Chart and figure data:
-- Begin --
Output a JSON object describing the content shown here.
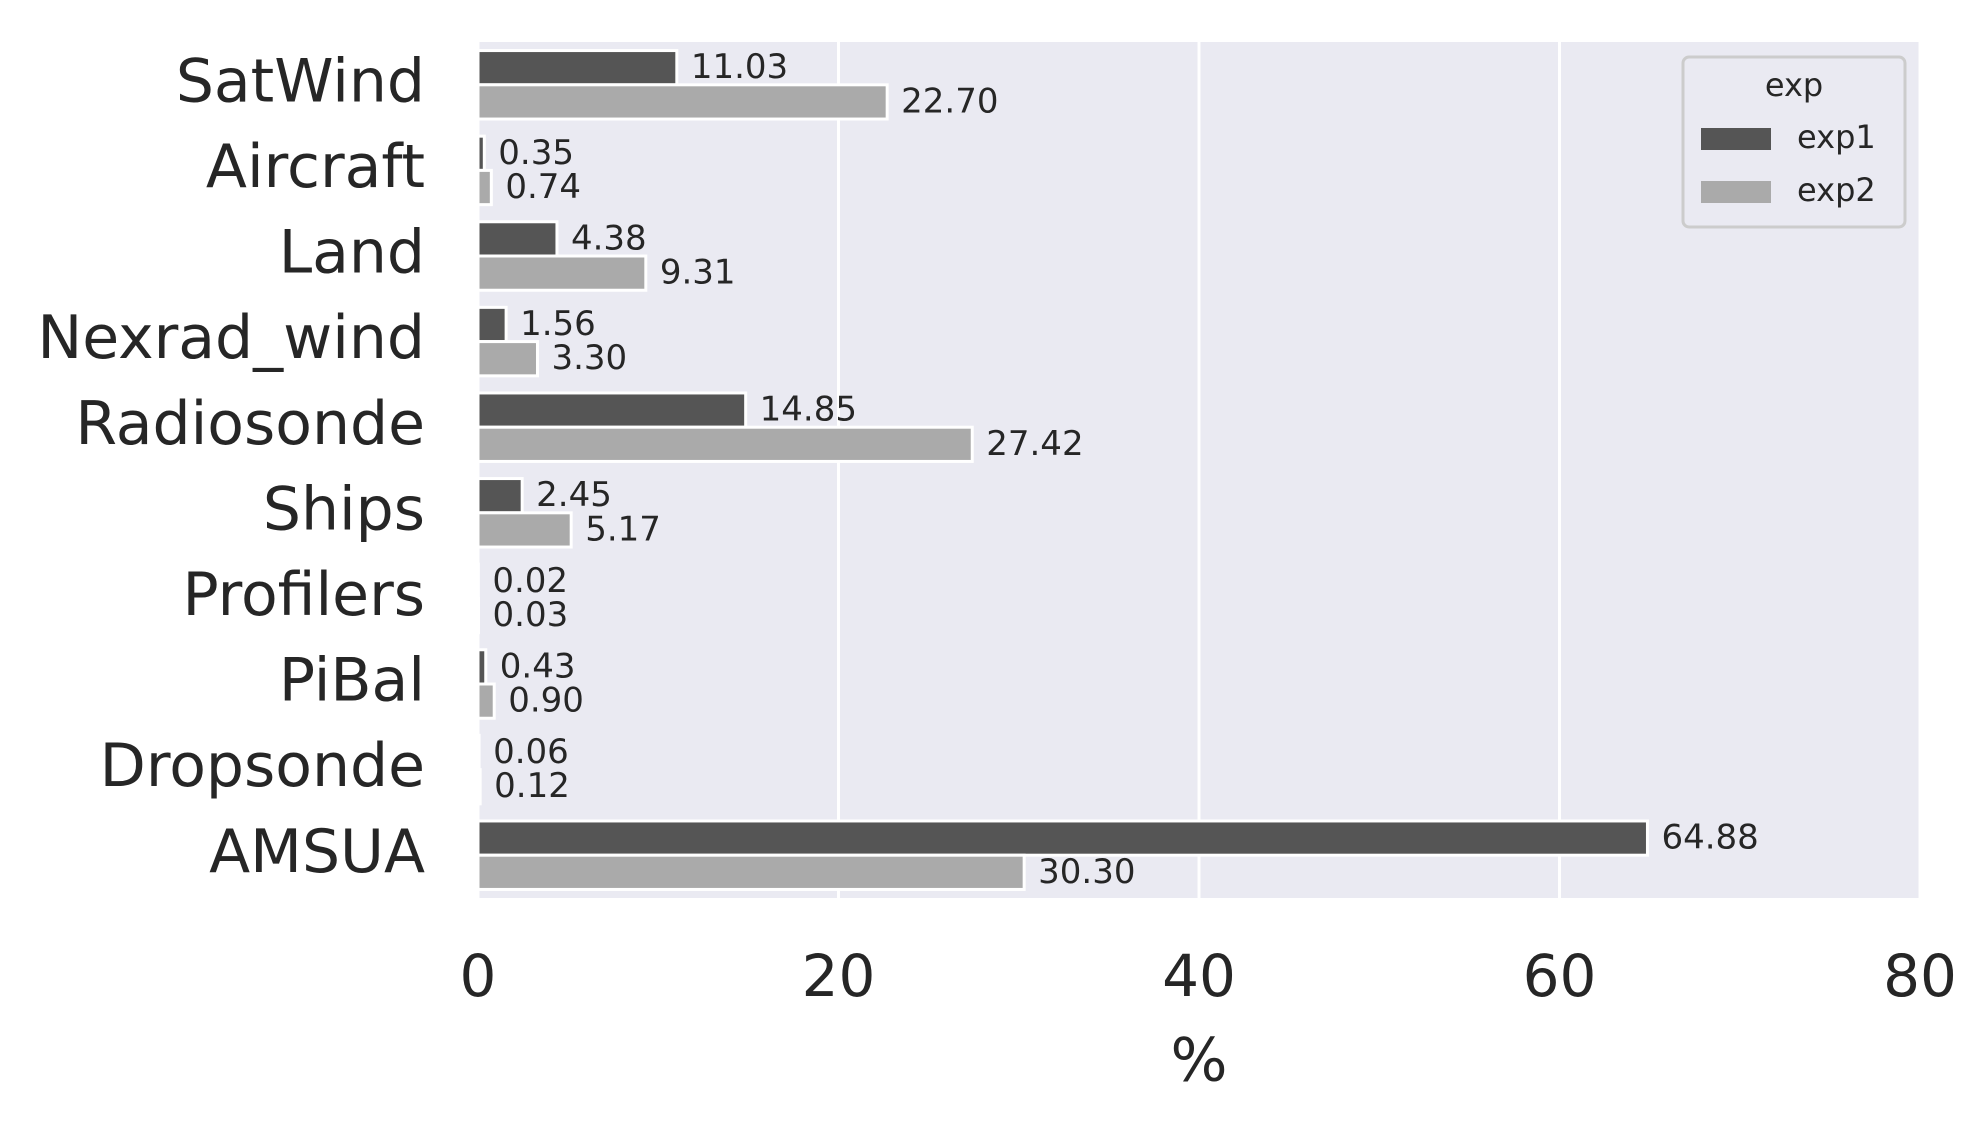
{
  "chart_data": {
    "type": "barh",
    "categories": [
      "SatWind",
      "Aircraft",
      "Land",
      "Nexrad_wind",
      "Radiosonde",
      "Ships",
      "Profilers",
      "PiBal",
      "Dropsonde",
      "AMSUA"
    ],
    "series": [
      {
        "name": "exp1",
        "color": "#555555",
        "values": [
          11.03,
          0.35,
          4.38,
          1.56,
          14.85,
          2.45,
          0.02,
          0.43,
          0.06,
          64.88
        ],
        "value_labels": [
          "11.03",
          "0.35",
          "4.38",
          "1.56",
          "14.85",
          "2.45",
          "0.02",
          "0.43",
          "0.06",
          "64.88"
        ]
      },
      {
        "name": "exp2",
        "color": "#aaaaaa",
        "values": [
          22.7,
          0.74,
          9.31,
          3.3,
          27.42,
          5.17,
          0.03,
          0.9,
          0.12,
          30.3
        ],
        "value_labels": [
          "22.70",
          "0.74",
          "9.31",
          "3.30",
          "27.42",
          "5.17",
          "0.03",
          "0.90",
          "0.12",
          "30.30"
        ]
      }
    ],
    "xlabel": "%",
    "xlim": [
      0,
      80
    ],
    "xticks": [
      0,
      20,
      40,
      60,
      80
    ],
    "grid": true,
    "legend": "upper right",
    "legend_title": "exp"
  }
}
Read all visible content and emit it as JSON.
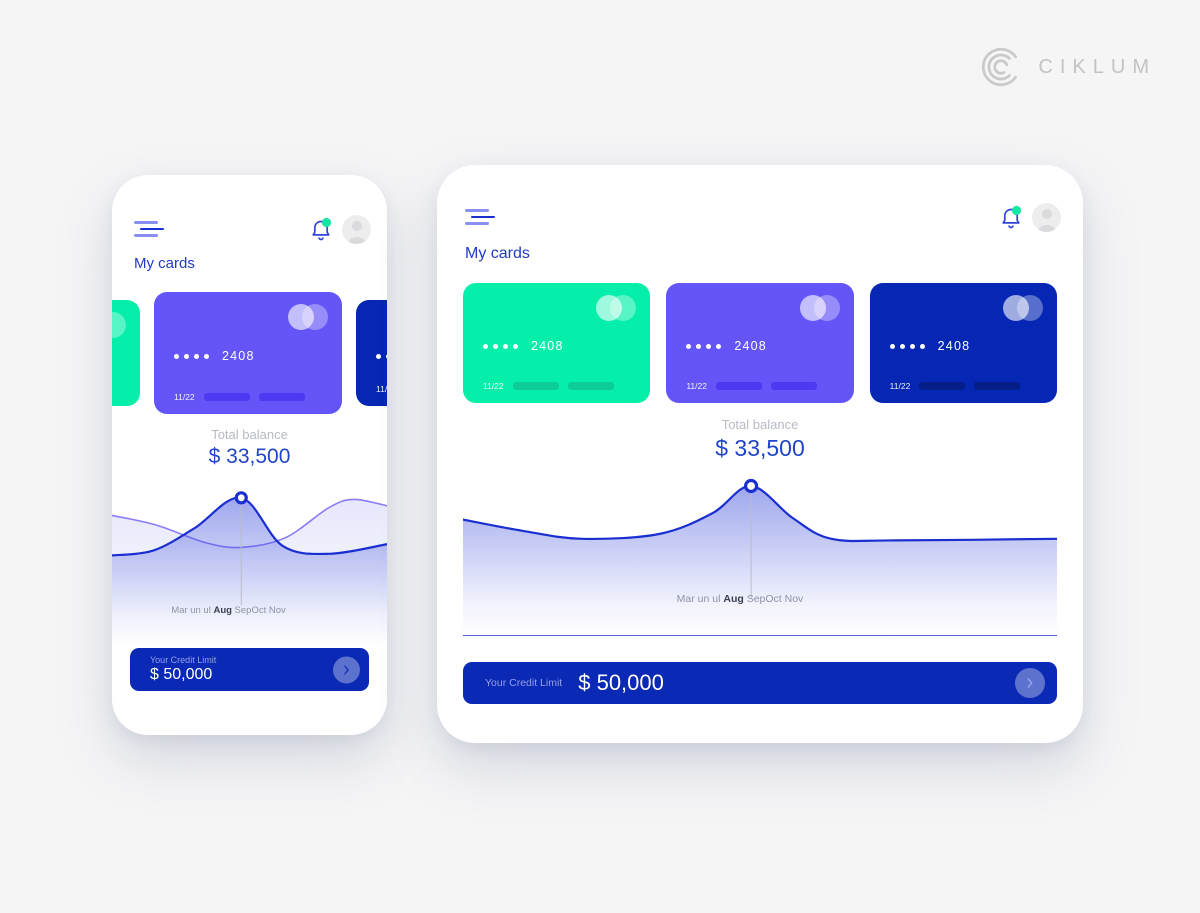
{
  "page_bg": "#f5f5f6",
  "brand": {
    "name": "CIKLUM"
  },
  "colors": {
    "page_bg": "#f5f5f6",
    "accent_blue": "#2139c8",
    "chart_blue": "#1b2fd0",
    "chart_secondary": "#8b7cf8",
    "button_blue": "#0a29b4",
    "notification_green": "#14e7a4",
    "text_gray": "#b7bac4",
    "months_gray": "#8f94a3",
    "brand_gray": "#c3c3c3"
  },
  "header": {
    "title": "My cards"
  },
  "icons": {
    "menu": "hamburger-icon",
    "notifications": "bell-icon with green unread dot",
    "profile": "avatar",
    "card_network": "two overlapping translucent circles",
    "credit_action": "chevron-right-icon in circle"
  },
  "cards": [
    {
      "name": "green card",
      "last4": "2408",
      "expiry": "11/22",
      "color": "#05efab",
      "strip_color": "#0bcd95"
    },
    {
      "name": "purple card",
      "last4": "2408",
      "expiry": "11/22",
      "color": "#6355f8",
      "strip_color": "#4c3af2"
    },
    {
      "name": "navy card",
      "last4": "2408",
      "expiry": "11/22",
      "color": "#0527b4",
      "strip_color": "#041d88"
    }
  ],
  "balance": {
    "label": "Total balance",
    "value": "$ 33,500"
  },
  "months": {
    "before": "Mar un ul ",
    "highlight": "Aug",
    "after": " SepOct Nov"
  },
  "credit": {
    "label": "Your Credit Limit",
    "value": "$ 50,000"
  },
  "chart_data": {
    "type": "area",
    "title": "Total balance",
    "highlighted_value": "$ 33,500",
    "highlighted_month": "Aug",
    "x_labels_rendered": "Mar un ul Aug SepOct Nov",
    "y_axis": "hidden",
    "grid": false,
    "legend": "none",
    "series": [
      {
        "id": "balance_main_tablet",
        "name": "Total balance trend (tablet)",
        "fill": true,
        "marker_at_min": true,
        "points": [
          [
            0,
            0.26
          ],
          [
            0.1,
            0.33
          ],
          [
            0.2,
            0.38
          ],
          [
            0.33,
            0.35
          ],
          [
            0.42,
            0.22
          ],
          [
            0.485,
            0.05
          ],
          [
            0.555,
            0.25
          ],
          [
            0.62,
            0.38
          ],
          [
            0.73,
            0.39
          ],
          [
            1,
            0.38
          ]
        ]
      },
      {
        "id": "balance_main_mobile",
        "name": "Total balance trend (mobile)",
        "fill": true,
        "marker_at_min": true,
        "points": [
          [
            0,
            0.44
          ],
          [
            0.15,
            0.41
          ],
          [
            0.3,
            0.27
          ],
          [
            0.47,
            0.08
          ],
          [
            0.62,
            0.38
          ],
          [
            0.79,
            0.43
          ],
          [
            1,
            0.37
          ]
        ]
      },
      {
        "id": "balance_secondary_mobile",
        "name": "Secondary trend (mobile)",
        "fill": true,
        "points": [
          [
            0,
            0.19
          ],
          [
            0.16,
            0.25
          ],
          [
            0.34,
            0.36
          ],
          [
            0.47,
            0.39
          ],
          [
            0.63,
            0.33
          ],
          [
            0.79,
            0.14
          ],
          [
            0.88,
            0.09
          ],
          [
            1,
            0.13
          ]
        ]
      }
    ]
  }
}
-- End --
GIVEN TASK
Return to the listing above and set it down exactly, leaving out its pictures.

REPLY
Output a JSON object describing the content shown here.
{
  "chart_data": {
    "type": "barh",
    "categories": [
      "SatWind",
      "Aircraft",
      "Land",
      "Nexrad_wind",
      "Radiosonde",
      "Ships",
      "Profilers",
      "PiBal",
      "Dropsonde",
      "AMSUA"
    ],
    "series": [
      {
        "name": "exp1",
        "color": "#555555",
        "values": [
          11.03,
          0.35,
          4.38,
          1.56,
          14.85,
          2.45,
          0.02,
          0.43,
          0.06,
          64.88
        ],
        "value_labels": [
          "11.03",
          "0.35",
          "4.38",
          "1.56",
          "14.85",
          "2.45",
          "0.02",
          "0.43",
          "0.06",
          "64.88"
        ]
      },
      {
        "name": "exp2",
        "color": "#aaaaaa",
        "values": [
          22.7,
          0.74,
          9.31,
          3.3,
          27.42,
          5.17,
          0.03,
          0.9,
          0.12,
          30.3
        ],
        "value_labels": [
          "22.70",
          "0.74",
          "9.31",
          "3.30",
          "27.42",
          "5.17",
          "0.03",
          "0.90",
          "0.12",
          "30.30"
        ]
      }
    ],
    "xlabel": "%",
    "xlim": [
      0,
      80
    ],
    "xticks": [
      0,
      20,
      40,
      60,
      80
    ],
    "grid": true,
    "legend": "upper right",
    "legend_title": "exp"
  }
}
Read all visible content and emit it as JSON.
{
  "page_bg": "#f5f5f6",
  "brand": {
    "name": "CIKLUM"
  },
  "colors": {
    "page_bg": "#f5f5f6",
    "accent_blue": "#2139c8",
    "chart_blue": "#1b2fd0",
    "chart_secondary": "#8b7cf8",
    "button_blue": "#0a29b4",
    "notification_green": "#14e7a4",
    "text_gray": "#b7bac4",
    "months_gray": "#8f94a3",
    "brand_gray": "#c3c3c3"
  },
  "header": {
    "title": "My cards"
  },
  "icons": {
    "menu": "hamburger-icon",
    "notifications": "bell-icon with green unread dot",
    "profile": "avatar",
    "card_network": "two overlapping translucent circles",
    "credit_action": "chevron-right-icon in circle"
  },
  "cards": [
    {
      "name": "green card",
      "last4": "2408",
      "expiry": "11/22",
      "color": "#05efab",
      "strip_color": "#0bcd95"
    },
    {
      "name": "purple card",
      "last4": "2408",
      "expiry": "11/22",
      "color": "#6355f8",
      "strip_color": "#4c3af2"
    },
    {
      "name": "navy card",
      "last4": "2408",
      "expiry": "11/22",
      "color": "#0527b4",
      "strip_color": "#041d88"
    }
  ],
  "balance": {
    "label": "Total balance",
    "value": "$ 33,500"
  },
  "months": {
    "before": "Mar un ul ",
    "highlight": "Aug",
    "after": " SepOct Nov"
  },
  "credit": {
    "label": "Your Credit Limit",
    "value": "$ 50,000"
  },
  "chart_data": {
    "type": "area",
    "title": "Total balance",
    "highlighted_value": "$ 33,500",
    "highlighted_month": "Aug",
    "x_labels_rendered": "Mar un ul Aug SepOct Nov",
    "y_axis": "hidden",
    "grid": false,
    "legend": "none",
    "series": [
      {
        "id": "balance_main_tablet",
        "name": "Total balance trend (tablet)",
        "fill": true,
        "marker_at_min": true,
        "points": [
          [
            0,
            0.26
          ],
          [
            0.1,
            0.33
          ],
          [
            0.2,
            0.38
          ],
          [
            0.33,
            0.35
          ],
          [
            0.42,
            0.22
          ],
          [
            0.485,
            0.05
          ],
          [
            0.555,
            0.25
          ],
          [
            0.62,
            0.38
          ],
          [
            0.73,
            0.39
          ],
          [
            1,
            0.38
          ]
        ]
      },
      {
        "id": "balance_main_mobile",
        "name": "Total balance trend (mobile)",
        "fill": true,
        "marker_at_min": true,
        "points": [
          [
            0,
            0.44
          ],
          [
            0.15,
            0.41
          ],
          [
            0.3,
            0.27
          ],
          [
            0.47,
            0.08
          ],
          [
            0.62,
            0.38
          ],
          [
            0.79,
            0.43
          ],
          [
            1,
            0.37
          ]
        ]
      },
      {
        "id": "balance_secondary_mobile",
        "name": "Secondary trend (mobile)",
        "fill": true,
        "points": [
          [
            0,
            0.19
          ],
          [
            0.16,
            0.25
          ],
          [
            0.34,
            0.36
          ],
          [
            0.47,
            0.39
          ],
          [
            0.63,
            0.33
          ],
          [
            0.79,
            0.14
          ],
          [
            0.88,
            0.09
          ],
          [
            1,
            0.13
          ]
        ]
      }
    ]
  }
}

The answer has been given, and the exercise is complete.